PROMPT. Please write out the material below exactly as given.
--- begin ---
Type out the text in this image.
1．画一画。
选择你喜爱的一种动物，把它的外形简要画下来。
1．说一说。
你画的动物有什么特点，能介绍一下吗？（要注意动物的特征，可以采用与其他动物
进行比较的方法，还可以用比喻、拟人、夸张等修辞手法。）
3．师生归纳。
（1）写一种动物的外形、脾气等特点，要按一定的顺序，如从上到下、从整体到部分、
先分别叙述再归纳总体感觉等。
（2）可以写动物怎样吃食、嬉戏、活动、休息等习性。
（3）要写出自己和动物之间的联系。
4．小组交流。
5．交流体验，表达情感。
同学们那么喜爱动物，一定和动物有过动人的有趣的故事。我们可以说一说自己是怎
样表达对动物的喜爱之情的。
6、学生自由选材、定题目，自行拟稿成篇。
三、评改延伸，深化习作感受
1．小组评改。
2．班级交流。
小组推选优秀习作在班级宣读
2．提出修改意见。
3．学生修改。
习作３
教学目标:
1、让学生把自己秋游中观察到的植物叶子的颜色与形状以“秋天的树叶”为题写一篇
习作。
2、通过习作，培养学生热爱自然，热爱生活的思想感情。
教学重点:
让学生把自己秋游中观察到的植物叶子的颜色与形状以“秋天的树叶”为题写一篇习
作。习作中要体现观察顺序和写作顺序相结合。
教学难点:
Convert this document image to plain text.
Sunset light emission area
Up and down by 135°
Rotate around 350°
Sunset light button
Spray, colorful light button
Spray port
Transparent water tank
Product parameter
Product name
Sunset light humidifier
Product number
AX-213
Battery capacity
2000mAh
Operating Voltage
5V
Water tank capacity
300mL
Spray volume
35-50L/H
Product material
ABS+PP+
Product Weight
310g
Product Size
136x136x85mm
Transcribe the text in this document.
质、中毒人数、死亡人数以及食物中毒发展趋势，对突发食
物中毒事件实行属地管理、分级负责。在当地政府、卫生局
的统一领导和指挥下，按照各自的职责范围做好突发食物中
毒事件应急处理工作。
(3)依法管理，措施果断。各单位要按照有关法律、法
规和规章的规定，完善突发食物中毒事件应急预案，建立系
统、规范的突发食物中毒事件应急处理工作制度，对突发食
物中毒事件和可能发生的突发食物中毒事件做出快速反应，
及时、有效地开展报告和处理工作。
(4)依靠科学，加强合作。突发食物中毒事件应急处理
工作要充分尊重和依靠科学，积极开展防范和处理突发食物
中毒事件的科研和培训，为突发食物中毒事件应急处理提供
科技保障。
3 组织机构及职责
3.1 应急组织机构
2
--- end ---
FULL SOLUTION.
Type out the text in this image.
1．画一画。
选择你喜爱的一种动物，把它的外形简要画下来。
1．说一说。
你画的动物有什么特点，能介绍一下吗？（要注意动物的特征，可以采用与其他动物
进行比较的方法，还可以用比喻、拟人、夸张等修辞手法。）
3．师生归纳。
（1）写一种动物的外形、脾气等特点，要按一定的顺序，如从上到下、从整体到部分、
先分别叙述再归纳总体感觉等。
（2）可以写动物怎样吃食、嬉戏、活动、休息等习性。
（3）要写出自己和动物之间的联系。
4．小组交流。
5．交流体验，表达情感。
同学们那么喜爱动物，一定和动物有过动人的有趣的故事。我们可以说一说自己是怎
样表达对动物的喜爱之情的。
6、学生自由选材、定题目，自行拟稿成篇。
三、评改延伸，深化习作感受
1．小组评改。
2．班级交流。
小组推选优秀习作在班级宣读
2．提出修改意见。
3．学生修改。
习作３
教学目标:
1、让学生把自己秋游中观察到的植物叶子的颜色与形状以“秋天的树叶”为题写一篇
习作。
2、通过习作，培养学生热爱自然，热爱生活的思想感情。
教学重点:
让学生把自己秋游中观察到的植物叶子的颜色与形状以“秋天的树叶”为题写一篇习
作。习作中要体现观察顺序和写作顺序相结合。
教学难点:
Convert this document image to plain text.
Sunset light emission area
Up and down by 135°
Rotate around 350°
Sunset light button
Spray, colorful light button
Spray port
Transparent water tank
Product parameter
Product name
Sunset light humidifier
Product number
AX-213
Battery capacity
2000mAh
Operating Voltage
5V
Water tank capacity
300mL
Spray volume
35-50L/H
Product material
ABS+PP+
Product Weight
310g
Product Size
136x136x85mm
Transcribe the text in this document.
质、中毒人数、死亡人数以及食物中毒发展趋势，对突发食
物中毒事件实行属地管理、分级负责。在当地政府、卫生局
的统一领导和指挥下，按照各自的职责范围做好突发食物中
毒事件应急处理工作。
(3)依法管理，措施果断。各单位要按照有关法律、法
规和规章的规定，完善突发食物中毒事件应急预案，建立系
统、规范的突发食物中毒事件应急处理工作制度，对突发食
物中毒事件和可能发生的突发食物中毒事件做出快速反应，
及时、有效地开展报告和处理工作。
(4)依靠科学，加强合作。突发食物中毒事件应急处理
工作要充分尊重和依靠科学，积极开展防范和处理突发食物
中毒事件的科研和培训，为突发食物中毒事件应急处理提供
科技保障。
3 组织机构及职责
3.1 应急组织机构
2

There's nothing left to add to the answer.